DIRECTIVE: Go through the listing and set it down exactly, leaving out its pictures.

┏━━

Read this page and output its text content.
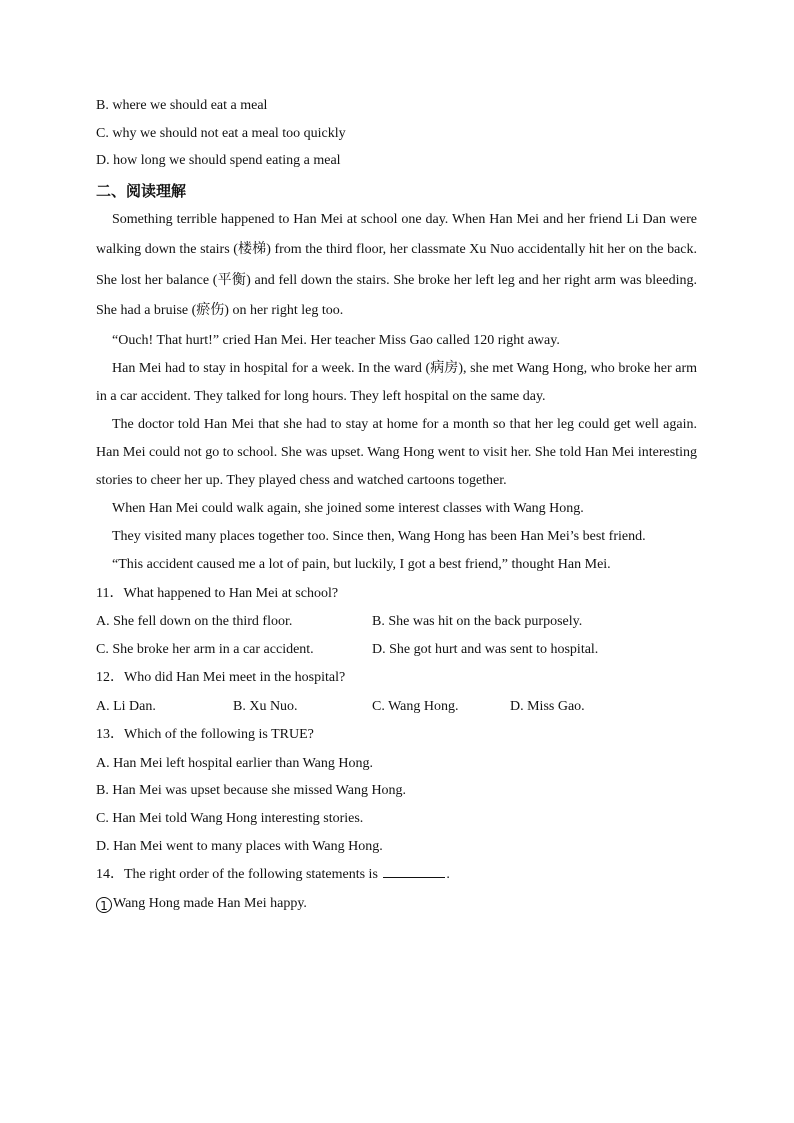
B. where we should eat a meal
C. why we should not eat a meal too quickly
D. how long we should spend eating a meal
二、阅读理解

Something terrible happened to Han Mei at school one day. When Han Mei and her friend Li Dan were walking down the stairs (楼梯) from the third floor, her classmate Xu Nuo accidentally hit her on the back. She lost her balance (平衡) and fell down the stairs. She broke her left leg and her right arm was bleeding. She had a bruise (瘀伤) on her right leg too.

“Ouch! That hurt!” cried Han Mei. Her teacher Miss Gao called 120 right away.

Han Mei had to stay in hospital for a week. In the ward (病房), she met Wang Hong, who broke her arm in a car accident. They talked for long hours. They left hospital on the same day.

The doctor told Han Mei that she had to stay at home for a month so that her leg could get well again. Han Mei could not go to school. She was upset. Wang Hong went to visit her. She told Han Mei interesting stories to cheer her up. They played chess and watched cartoons together.

When Han Mei could walk again, she joined some interest classes with Wang Hong.

They visited many places together too. Since then, Wang Hong has been Han Mei’s best friend.

“This accident caused me a lot of pain, but luckily, I got a best friend,” thought Han Mei.

11．What happened to Han Mei at school?
A. She fell down on the third floor.	B. She was hit on the back purposely.
C. She broke her arm in a car accident.	D. She got hurt and was sent to hospital.
12．Who did Han Mei meet in the hospital?
A. Li Dan.	B. Xu Nuo.	C. Wang Hong.	D. Miss Gao.
13．Which of the following is TRUE?
A. Han Mei left hospital earlier than Wang Hong.
B. Han Mei was upset because she missed Wang Hong.
C. Han Mei told Wang Hong interesting stories.
D. Han Mei went to many places with Wang Hong.
14．The right order of the following statements is	.
1 Wang Hong made Han Mei happy.
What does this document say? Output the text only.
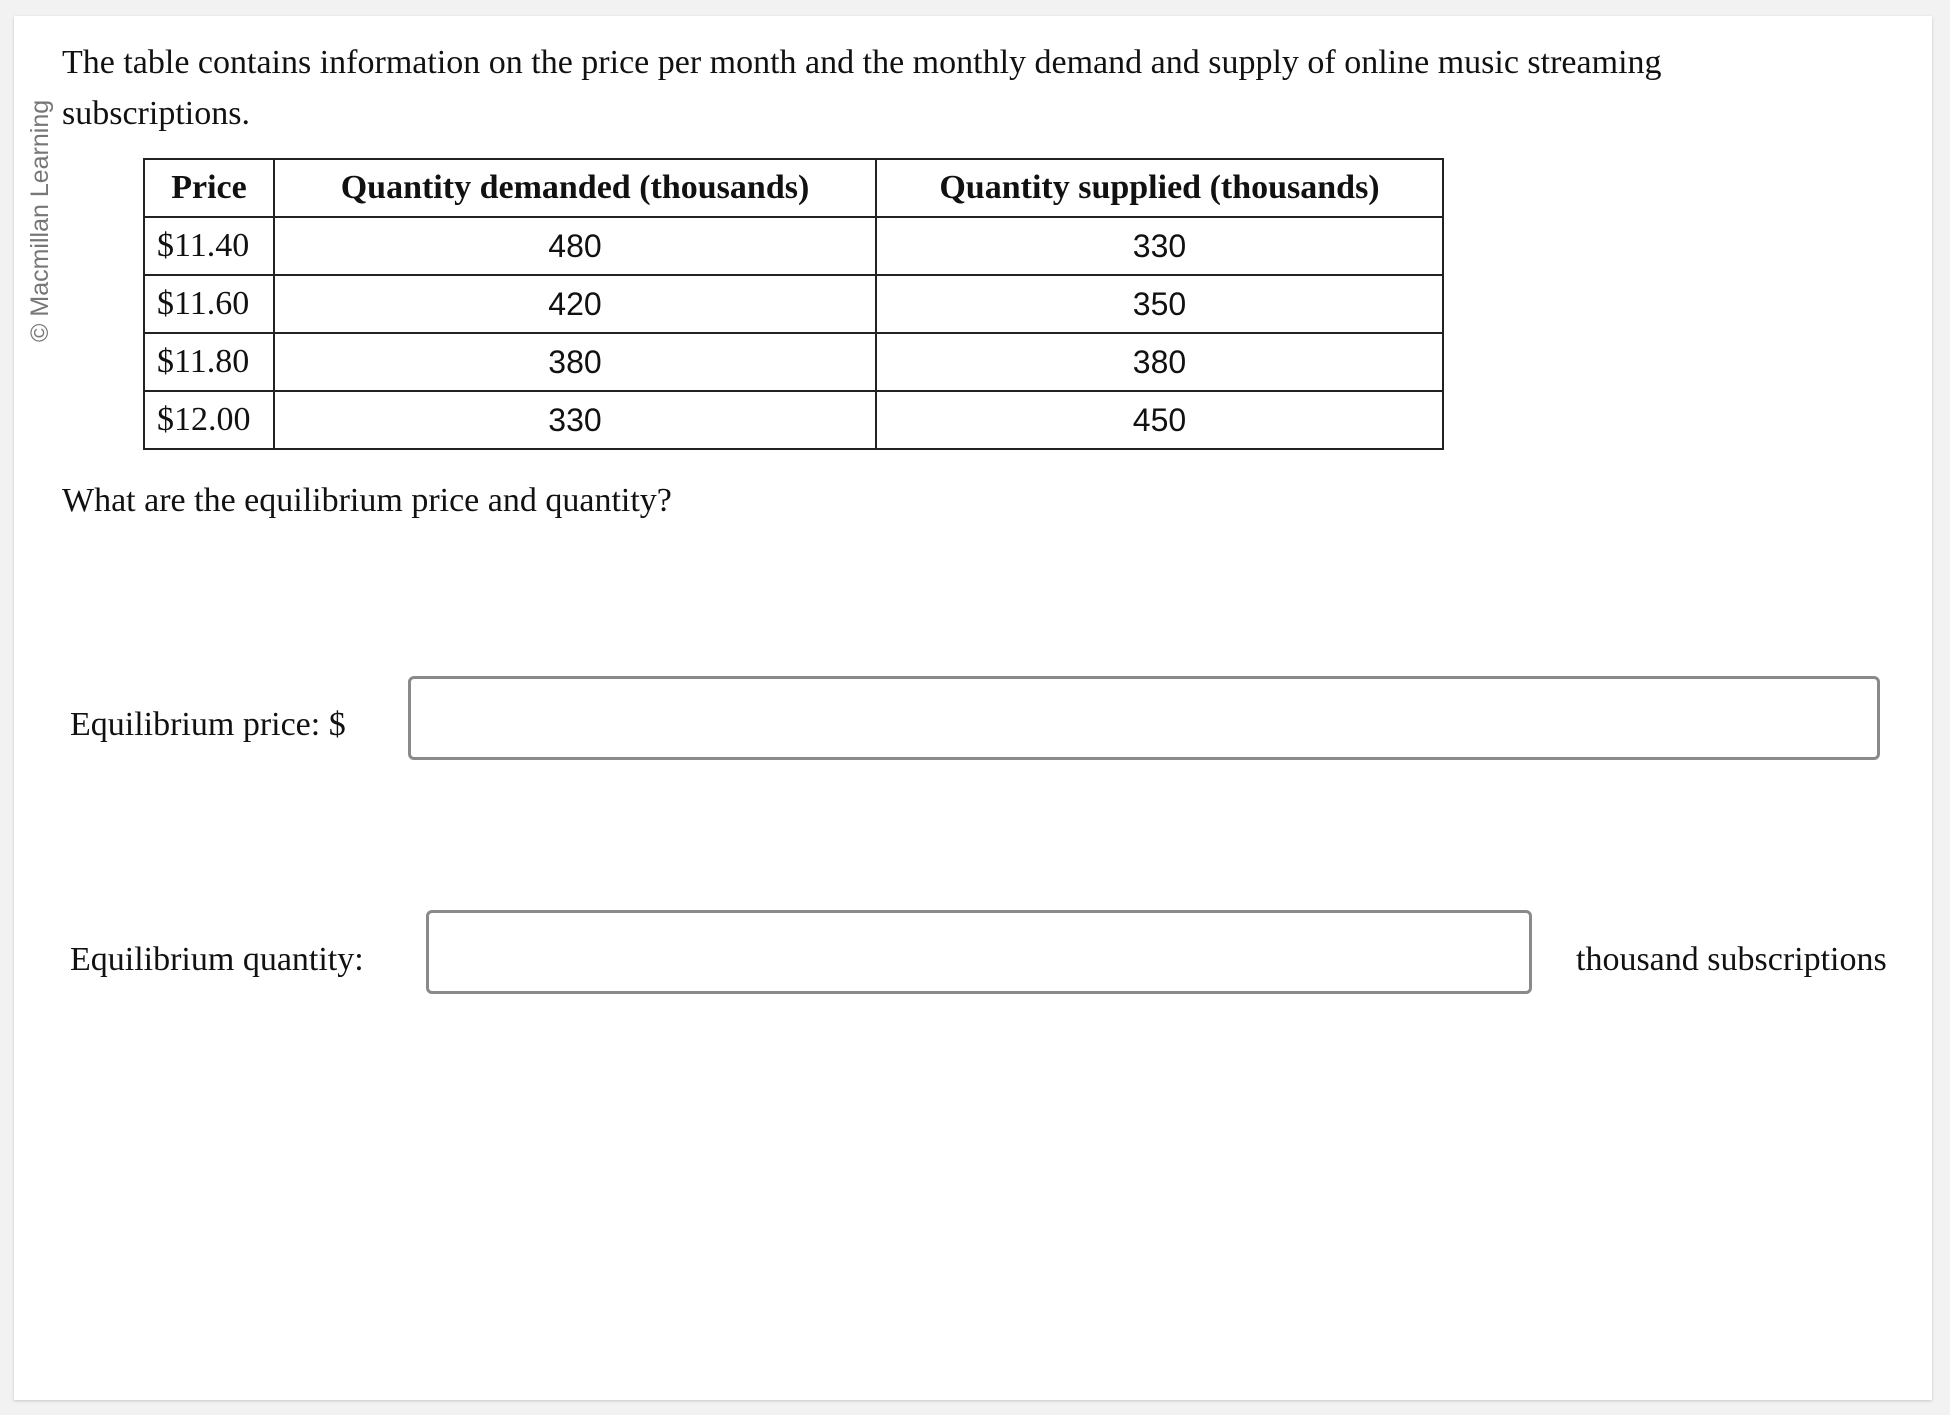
© Macmillan Learning

The table contains information on the price per month and the monthly demand and supply of online music streaming subscriptions.

Price	Quantity demanded (thousands)	Quantity supplied (thousands)
$11.40	480	330
$11.60	420	350
$11.80	380	380
$12.00	330	450

What are the equilibrium price and quantity?

Equilibrium price: $
Equilibrium quantity:	thousand subscriptions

┗━━

EXERCISE RESULT:
Read this page and output its text content.
B. where we should eat a meal
C. why we should not eat a meal too quickly
D. how long we should spend eating a meal
二、阅读理解

Something terrible happened to Han Mei at school one day. When Han Mei and her friend Li Dan were walking down the stairs (楼梯) from the third floor, her classmate Xu Nuo accidentally hit her on the back. She lost her balance (平衡) and fell down the stairs. She broke her left leg and her right arm was bleeding. She had a bruise (瘀伤) on her right leg too.

“Ouch! That hurt!” cried Han Mei. Her teacher Miss Gao called 120 right away.

Han Mei had to stay in hospital for a week. In the ward (病房), she met Wang Hong, who broke her arm in a car accident. They talked for long hours. They left hospital on the same day.

The doctor told Han Mei that she had to stay at home for a month so that her leg could get well again. Han Mei could not go to school. She was upset. Wang Hong went to visit her. She told Han Mei interesting stories to cheer her up. They played chess and watched cartoons together.

When Han Mei could walk again, she joined some interest classes with Wang Hong.

They visited many places together too. Since then, Wang Hong has been Han Mei’s best friend.

“This accident caused me a lot of pain, but luckily, I got a best friend,” thought Han Mei.

11．What happened to Han Mei at school?
A. She fell down on the third floor.	B. She was hit on the back purposely.
C. She broke her arm in a car accident.	D. She got hurt and was sent to hospital.
12．Who did Han Mei meet in the hospital?
A. Li Dan.	B. Xu Nuo.	C. Wang Hong.	D. Miss Gao.
13．Which of the following is TRUE?
A. Han Mei left hospital earlier than Wang Hong.
B. Han Mei was upset because she missed Wang Hong.
C. Han Mei told Wang Hong interesting stories.
D. Han Mei went to many places with Wang Hong.
14．The right order of the following statements is	.
1 Wang Hong made Han Mei happy.
What does this document say? Output the text only.
© Macmillan Learning

The table contains information on the price per month and the monthly demand and supply of online music streaming subscriptions.

Price	Quantity demanded (thousands)	Quantity supplied (thousands)
$11.40	480	330
$11.60	420	350
$11.80	380	380
$12.00	330	450

What are the equilibrium price and quantity?

Equilibrium price: $
Equilibrium quantity:	thousand subscriptions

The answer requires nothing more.